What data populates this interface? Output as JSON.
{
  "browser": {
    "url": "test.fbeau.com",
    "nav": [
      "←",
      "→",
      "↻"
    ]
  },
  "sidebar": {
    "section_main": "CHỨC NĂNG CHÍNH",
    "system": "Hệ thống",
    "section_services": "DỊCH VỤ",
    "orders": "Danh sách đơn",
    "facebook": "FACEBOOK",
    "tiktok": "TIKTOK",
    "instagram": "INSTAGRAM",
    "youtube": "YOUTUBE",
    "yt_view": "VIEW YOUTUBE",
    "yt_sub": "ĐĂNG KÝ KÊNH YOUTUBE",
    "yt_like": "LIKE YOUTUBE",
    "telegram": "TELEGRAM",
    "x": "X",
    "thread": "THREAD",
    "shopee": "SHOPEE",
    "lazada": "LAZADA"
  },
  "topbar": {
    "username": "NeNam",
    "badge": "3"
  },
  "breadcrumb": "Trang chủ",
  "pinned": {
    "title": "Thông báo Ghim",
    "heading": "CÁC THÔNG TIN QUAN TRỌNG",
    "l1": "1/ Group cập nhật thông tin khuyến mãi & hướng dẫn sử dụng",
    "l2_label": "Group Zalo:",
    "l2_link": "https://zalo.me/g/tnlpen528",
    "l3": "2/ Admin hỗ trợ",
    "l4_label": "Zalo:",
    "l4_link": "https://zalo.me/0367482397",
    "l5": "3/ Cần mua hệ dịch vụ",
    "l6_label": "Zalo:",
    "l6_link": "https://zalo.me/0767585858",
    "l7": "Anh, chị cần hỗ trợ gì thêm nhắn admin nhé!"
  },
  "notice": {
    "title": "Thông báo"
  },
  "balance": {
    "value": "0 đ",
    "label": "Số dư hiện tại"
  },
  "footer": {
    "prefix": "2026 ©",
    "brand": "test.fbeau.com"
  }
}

→ **Given task**
Each record above must be given again exactly.

→ **Exercise response**
What data populates this interface? Output as JSON.
{
  "browser": {
    "url": "test.fbeau.com",
    "nav": [
      "←",
      "→",
      "↻"
    ]
  },
  "sidebar": {
    "section_main": "CHỨC NĂNG CHÍNH",
    "system": "Hệ thống",
    "section_services": "DỊCH VỤ",
    "orders": "Danh sách đơn",
    "facebook": "FACEBOOK",
    "tiktok": "TIKTOK",
    "instagram": "INSTAGRAM",
    "youtube": "YOUTUBE",
    "yt_view": "VIEW YOUTUBE",
    "yt_sub": "ĐĂNG KÝ KÊNH YOUTUBE",
    "yt_like": "LIKE YOUTUBE",
    "telegram": "TELEGRAM",
    "x": "X",
    "thread": "THREAD",
    "shopee": "SHOPEE",
    "lazada": "LAZADA"
  },
  "topbar": {
    "username": "NeNam",
    "badge": "3"
  },
  "breadcrumb": "Trang chủ",
  "pinned": {
    "title": "Thông báo Ghim",
    "heading": "CÁC THÔNG TIN QUAN TRỌNG",
    "l1": "1/ Group cập nhật thông tin khuyến mãi & hướng dẫn sử dụng",
    "l2_label": "Group Zalo:",
    "l2_link": "https://zalo.me/g/tnlpen528",
    "l3": "2/ Admin hỗ trợ",
    "l4_label": "Zalo:",
    "l4_link": "https://zalo.me/0367482397",
    "l5": "3/ Cần mua hệ dịch vụ",
    "l6_label": "Zalo:",
    "l6_link": "https://zalo.me/0767585858",
    "l7": "Anh, chị cần hỗ trợ gì thêm nhắn admin nhé!"
  },
  "notice": {
    "title": "Thông báo"
  },
  "balance": {
    "value": "0 đ",
    "label": "Số dư hiện tại"
  },
  "footer": {
    "prefix": "2026 ©",
    "brand": "test.fbeau.com"
  }
}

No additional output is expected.